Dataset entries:
—————

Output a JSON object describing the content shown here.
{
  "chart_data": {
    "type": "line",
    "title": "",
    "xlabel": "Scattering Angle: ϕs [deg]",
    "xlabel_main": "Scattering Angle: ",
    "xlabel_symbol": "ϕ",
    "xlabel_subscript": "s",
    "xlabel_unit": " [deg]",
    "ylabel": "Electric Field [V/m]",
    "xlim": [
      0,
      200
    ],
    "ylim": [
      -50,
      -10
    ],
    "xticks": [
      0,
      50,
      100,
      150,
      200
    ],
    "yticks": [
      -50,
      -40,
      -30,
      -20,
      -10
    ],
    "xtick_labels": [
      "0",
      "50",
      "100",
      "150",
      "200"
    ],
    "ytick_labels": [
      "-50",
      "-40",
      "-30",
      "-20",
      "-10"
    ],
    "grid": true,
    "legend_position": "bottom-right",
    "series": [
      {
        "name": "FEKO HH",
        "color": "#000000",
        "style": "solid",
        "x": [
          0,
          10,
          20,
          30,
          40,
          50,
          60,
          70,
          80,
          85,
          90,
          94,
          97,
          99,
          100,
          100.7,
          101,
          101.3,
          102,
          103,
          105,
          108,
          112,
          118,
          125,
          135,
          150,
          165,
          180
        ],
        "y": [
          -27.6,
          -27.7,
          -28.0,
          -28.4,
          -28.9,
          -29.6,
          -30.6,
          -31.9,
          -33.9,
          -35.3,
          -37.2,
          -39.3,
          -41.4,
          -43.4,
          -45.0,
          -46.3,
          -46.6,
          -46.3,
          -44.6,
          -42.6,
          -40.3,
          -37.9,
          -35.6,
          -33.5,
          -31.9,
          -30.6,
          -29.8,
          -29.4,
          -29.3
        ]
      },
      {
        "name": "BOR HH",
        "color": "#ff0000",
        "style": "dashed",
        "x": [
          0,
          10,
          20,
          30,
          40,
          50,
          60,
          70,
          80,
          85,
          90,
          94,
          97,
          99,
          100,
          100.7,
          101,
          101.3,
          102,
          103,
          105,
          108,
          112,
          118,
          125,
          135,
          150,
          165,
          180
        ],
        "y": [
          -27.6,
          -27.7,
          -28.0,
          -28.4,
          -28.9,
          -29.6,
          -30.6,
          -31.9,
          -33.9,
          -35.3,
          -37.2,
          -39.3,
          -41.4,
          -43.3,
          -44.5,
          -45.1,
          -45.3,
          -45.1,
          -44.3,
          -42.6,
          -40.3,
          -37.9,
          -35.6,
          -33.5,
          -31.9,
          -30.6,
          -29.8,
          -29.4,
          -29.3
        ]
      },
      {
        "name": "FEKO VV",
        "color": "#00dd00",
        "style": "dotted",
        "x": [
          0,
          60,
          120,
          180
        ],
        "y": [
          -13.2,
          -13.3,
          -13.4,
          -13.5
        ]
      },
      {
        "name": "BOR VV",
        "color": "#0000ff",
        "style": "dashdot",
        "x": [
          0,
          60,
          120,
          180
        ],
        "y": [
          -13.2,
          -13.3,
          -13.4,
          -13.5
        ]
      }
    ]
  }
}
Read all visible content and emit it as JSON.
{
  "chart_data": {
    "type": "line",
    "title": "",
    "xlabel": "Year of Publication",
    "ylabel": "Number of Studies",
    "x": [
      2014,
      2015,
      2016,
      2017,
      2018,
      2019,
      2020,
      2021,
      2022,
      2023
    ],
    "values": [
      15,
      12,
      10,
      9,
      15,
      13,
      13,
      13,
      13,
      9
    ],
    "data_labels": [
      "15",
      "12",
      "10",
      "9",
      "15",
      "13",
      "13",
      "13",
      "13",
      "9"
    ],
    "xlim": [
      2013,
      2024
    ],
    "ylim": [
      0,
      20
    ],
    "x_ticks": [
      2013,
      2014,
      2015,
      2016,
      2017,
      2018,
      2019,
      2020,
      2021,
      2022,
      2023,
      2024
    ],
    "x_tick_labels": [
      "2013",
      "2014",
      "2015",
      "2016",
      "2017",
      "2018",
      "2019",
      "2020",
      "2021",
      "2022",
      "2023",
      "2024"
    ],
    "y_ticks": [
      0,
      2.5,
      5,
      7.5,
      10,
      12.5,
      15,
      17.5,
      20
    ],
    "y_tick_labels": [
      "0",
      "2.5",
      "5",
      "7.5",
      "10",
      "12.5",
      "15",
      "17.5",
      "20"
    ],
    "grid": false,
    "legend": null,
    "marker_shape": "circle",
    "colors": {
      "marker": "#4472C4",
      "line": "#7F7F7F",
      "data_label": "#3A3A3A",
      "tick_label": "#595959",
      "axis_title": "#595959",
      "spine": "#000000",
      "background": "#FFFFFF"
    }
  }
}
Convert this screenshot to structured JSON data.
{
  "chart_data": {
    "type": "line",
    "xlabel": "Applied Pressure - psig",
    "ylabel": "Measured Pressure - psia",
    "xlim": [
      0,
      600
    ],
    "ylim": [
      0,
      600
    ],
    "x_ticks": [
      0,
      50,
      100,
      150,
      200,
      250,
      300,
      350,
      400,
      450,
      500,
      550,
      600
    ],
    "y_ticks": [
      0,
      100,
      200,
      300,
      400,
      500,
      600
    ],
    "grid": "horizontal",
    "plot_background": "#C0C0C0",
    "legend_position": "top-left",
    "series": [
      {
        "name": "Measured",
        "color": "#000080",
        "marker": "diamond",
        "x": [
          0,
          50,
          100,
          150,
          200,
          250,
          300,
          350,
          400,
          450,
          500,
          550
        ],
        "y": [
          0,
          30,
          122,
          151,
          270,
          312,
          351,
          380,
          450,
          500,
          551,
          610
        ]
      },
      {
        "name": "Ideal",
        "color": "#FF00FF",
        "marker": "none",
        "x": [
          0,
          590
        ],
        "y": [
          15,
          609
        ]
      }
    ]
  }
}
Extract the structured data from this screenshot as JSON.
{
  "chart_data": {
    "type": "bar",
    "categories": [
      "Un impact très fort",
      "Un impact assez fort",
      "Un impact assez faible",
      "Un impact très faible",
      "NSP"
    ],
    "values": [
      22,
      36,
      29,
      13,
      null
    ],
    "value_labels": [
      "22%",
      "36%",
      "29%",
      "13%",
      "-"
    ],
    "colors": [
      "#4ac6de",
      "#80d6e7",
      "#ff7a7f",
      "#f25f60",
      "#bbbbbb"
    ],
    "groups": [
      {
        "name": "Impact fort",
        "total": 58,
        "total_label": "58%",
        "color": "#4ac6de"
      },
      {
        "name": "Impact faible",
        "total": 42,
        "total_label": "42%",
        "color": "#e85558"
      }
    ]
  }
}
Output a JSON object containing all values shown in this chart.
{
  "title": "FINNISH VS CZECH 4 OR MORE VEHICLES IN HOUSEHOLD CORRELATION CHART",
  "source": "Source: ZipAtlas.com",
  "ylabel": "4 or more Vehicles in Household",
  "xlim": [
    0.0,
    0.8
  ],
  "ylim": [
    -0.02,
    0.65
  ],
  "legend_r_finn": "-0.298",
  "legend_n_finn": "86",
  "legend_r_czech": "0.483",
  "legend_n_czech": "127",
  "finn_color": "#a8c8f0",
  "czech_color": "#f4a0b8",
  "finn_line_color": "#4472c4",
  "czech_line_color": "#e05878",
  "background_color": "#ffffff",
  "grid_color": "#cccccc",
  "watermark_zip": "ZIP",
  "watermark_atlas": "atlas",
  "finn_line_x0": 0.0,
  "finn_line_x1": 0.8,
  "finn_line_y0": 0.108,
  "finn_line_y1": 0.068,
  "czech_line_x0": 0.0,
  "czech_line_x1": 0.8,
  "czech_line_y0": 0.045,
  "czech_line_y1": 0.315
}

—————

Problem to solve: Tally the lines in the entries above that hold the word "JSON". Reply with nothing but that count.

Complete answer: 5